→ **TEXT EXCERPT**
:::::

The transaction simply means that any changes are all committed at the same time. If you encounter a non-batch aborting error then any prior changes (and any that occur afterwards) will still be committed when you reach the COMMIT.
For example, take the following table and sample data:
CREATE TABLE dbo.SomeTable (ID int IDENTITY(1,1),
SomeDate date,
SomeString varchar(3));
GO
INSERT INTO dbo.SomeTable (SomeDate, SomeString)
VALUES(GETDATE(),'abc'),
(GETDATE(),'def'),
(GETDATE(),'ghi');
GO
Now I'm going to DELETE and INSERT 2 rows, effecting 1 row with each operation inside a transaction. In one I'll provide an invalid date, an aborting error, and in the other a value that will cause truncation, a non-aborting error:
BEGIN TRANSACTION
DELETE FROM dbo.SomeTable
WHERE ID = 1
INSERT INTO dbo.SomeTable (SomeDate, SomeString)
VALUES('20231301','xyz')
COMMIT;
GO
BEGIN TRANSACTION
DELETE FROM dbo.SomeTable
WHERE ID = 2
INSERT INTO dbo.SomeTable (SomeDate, SomeString)
VALUES('20231201','mnop');
COMMIT;
GO
Notice the results you get back; ID 1 remains (batched aborted) but ID 2 doesn't (batch wasn't aborted):
| ID |
SomeDate |
SomeString |
| 1 |
2023-08-04 |
abc |
| 3 |
2023-08-04 |
ghi |
| 4 |
2023-08-04 |
jkl |
If you want the transaction to be aborted when an error is encountered then use XACT_ABORT:
SET XACT_ABORT ON;
BEGIN TRANSACTION
DELETE FROM dbo.SomeTable
WHERE ID = 3
INSERT INTO dbo.SomeTable (SomeDate, SomeString)
VALUES('20231301','xyz')
COMMIT;
GO
SET XACT_ABORT ON;
BEGIN TRANSACTION
DELETE FROM dbo.SomeTable
WHERE ID = 4
INSERT INTO dbo.SomeTable (SomeDate, SomeString)
VALUES('20231201','mnop');
COMMIT;
GO
Notice that ID 4 is not DELETEd now too.

:::::

→ **WORK ORDER 1**
In the text on transactions, what should you use if you want a transaction to be aborted when it encounters an error?
→ **WORK ORDER 2**
Write out the text on transactions word for word, from "The transaction simply" up to and including "reach the COMMIT.".

→ **ENTRIES SHOWN**
:::::

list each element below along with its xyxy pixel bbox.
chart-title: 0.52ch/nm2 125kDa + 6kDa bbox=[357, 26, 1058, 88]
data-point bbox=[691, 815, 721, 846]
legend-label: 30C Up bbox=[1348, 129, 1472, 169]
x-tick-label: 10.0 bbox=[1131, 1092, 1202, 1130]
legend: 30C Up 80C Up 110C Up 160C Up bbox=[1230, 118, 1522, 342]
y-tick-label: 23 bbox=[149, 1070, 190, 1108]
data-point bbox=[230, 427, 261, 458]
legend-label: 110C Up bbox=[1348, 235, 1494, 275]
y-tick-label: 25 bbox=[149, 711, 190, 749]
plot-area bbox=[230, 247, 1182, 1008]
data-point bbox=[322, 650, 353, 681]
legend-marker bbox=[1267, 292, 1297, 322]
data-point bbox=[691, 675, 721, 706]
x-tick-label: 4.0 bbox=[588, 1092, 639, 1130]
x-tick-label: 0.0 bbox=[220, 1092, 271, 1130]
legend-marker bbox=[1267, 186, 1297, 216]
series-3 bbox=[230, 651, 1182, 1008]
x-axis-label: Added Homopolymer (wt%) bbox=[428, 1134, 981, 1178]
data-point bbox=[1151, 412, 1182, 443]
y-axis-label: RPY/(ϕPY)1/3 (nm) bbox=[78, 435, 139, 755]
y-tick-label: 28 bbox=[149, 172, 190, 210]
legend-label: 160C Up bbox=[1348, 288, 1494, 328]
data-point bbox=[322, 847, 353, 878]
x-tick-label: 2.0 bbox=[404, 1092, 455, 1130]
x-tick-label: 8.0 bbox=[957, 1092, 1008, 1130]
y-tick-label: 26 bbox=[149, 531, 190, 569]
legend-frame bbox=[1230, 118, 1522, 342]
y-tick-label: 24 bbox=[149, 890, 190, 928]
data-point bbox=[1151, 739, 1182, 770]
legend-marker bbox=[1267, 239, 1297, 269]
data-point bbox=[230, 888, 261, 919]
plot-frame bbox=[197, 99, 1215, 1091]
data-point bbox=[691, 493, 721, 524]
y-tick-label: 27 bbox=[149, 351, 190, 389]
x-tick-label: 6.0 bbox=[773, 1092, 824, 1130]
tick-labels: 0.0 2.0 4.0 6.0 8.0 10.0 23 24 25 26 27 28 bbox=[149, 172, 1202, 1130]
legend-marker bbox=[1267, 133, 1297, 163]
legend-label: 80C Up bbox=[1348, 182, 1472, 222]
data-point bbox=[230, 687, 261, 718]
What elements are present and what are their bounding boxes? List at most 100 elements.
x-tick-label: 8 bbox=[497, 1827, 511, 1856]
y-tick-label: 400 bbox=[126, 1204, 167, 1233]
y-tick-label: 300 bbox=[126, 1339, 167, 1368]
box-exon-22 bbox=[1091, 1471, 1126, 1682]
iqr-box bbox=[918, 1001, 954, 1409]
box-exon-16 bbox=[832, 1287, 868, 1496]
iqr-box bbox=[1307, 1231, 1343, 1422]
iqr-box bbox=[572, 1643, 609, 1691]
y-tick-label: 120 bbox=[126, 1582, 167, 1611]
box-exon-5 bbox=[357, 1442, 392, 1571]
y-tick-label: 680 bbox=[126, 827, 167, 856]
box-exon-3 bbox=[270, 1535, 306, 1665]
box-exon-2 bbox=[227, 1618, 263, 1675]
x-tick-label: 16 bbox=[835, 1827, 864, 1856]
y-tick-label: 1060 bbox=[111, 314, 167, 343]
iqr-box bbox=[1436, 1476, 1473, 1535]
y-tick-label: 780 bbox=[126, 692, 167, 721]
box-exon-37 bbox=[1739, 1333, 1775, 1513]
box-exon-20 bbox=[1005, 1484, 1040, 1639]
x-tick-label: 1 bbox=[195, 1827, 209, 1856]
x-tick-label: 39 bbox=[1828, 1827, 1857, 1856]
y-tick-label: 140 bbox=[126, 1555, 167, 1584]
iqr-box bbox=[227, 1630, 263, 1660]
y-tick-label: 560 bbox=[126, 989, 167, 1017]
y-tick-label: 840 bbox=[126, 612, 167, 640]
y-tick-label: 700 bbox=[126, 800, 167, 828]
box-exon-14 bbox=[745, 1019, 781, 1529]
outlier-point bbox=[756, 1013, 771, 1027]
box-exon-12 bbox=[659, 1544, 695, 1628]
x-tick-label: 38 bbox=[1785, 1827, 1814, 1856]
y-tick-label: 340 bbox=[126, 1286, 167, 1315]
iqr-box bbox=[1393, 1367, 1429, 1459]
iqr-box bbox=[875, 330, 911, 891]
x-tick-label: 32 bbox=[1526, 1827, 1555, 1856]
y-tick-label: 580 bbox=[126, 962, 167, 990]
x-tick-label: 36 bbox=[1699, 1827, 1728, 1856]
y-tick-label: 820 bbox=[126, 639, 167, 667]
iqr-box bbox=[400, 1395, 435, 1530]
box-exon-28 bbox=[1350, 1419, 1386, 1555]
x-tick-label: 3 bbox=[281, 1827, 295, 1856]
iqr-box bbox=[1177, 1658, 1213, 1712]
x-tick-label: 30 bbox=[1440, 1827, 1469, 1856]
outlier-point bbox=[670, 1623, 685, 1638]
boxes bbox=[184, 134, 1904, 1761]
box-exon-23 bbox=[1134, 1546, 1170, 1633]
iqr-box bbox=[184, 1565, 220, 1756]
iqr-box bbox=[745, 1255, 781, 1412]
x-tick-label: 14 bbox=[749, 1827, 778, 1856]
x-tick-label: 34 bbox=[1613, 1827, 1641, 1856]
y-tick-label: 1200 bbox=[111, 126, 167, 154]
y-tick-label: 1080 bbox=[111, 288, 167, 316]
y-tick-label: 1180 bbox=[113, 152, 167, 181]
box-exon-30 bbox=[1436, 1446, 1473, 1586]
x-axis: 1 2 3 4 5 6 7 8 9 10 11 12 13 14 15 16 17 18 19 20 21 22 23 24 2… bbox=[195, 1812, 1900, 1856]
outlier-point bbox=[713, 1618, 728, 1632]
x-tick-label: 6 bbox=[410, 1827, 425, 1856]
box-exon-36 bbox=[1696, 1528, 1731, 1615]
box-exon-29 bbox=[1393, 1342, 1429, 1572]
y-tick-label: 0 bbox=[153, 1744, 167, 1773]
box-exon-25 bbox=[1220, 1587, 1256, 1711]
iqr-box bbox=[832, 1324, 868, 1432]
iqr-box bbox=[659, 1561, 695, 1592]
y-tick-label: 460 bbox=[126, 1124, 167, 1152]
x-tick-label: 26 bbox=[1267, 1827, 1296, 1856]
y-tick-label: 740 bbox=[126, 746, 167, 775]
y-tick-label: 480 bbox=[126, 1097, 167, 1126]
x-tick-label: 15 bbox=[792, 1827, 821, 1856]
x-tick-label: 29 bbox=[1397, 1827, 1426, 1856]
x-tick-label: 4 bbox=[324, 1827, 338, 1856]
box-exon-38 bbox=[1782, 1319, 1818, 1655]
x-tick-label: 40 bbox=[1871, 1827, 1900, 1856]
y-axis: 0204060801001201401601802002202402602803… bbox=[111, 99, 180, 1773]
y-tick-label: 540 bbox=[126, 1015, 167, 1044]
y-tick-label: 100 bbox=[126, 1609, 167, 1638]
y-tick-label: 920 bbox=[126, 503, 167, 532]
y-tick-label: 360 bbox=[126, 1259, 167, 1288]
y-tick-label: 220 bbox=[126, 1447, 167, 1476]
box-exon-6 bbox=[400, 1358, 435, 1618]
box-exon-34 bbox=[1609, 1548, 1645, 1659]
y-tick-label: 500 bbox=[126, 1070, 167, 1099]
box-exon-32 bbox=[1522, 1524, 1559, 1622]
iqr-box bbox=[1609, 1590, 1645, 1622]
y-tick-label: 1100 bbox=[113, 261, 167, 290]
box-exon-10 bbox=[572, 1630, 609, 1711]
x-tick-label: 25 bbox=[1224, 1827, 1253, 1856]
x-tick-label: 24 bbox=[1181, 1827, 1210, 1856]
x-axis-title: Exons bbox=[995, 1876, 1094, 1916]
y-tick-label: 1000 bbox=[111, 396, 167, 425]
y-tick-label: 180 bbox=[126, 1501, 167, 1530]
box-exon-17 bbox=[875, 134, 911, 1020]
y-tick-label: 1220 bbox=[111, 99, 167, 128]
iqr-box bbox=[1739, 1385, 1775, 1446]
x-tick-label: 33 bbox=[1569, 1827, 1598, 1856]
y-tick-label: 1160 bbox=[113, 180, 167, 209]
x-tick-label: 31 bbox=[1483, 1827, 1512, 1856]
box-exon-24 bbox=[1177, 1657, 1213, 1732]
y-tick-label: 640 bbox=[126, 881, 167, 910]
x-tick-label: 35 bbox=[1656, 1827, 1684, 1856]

:::::

→ **RESPONSE AREA 1**
XACT_ABORT, turned on with SET XACT_ABORT ON.

→ **RESPONSE AREA 2**
The transaction simply means that any changes are all committed at the same time. If you encounter a non-batch aborting error then any prior changes (and any that occur afterwards) will still be committed when you reach the COMMIT.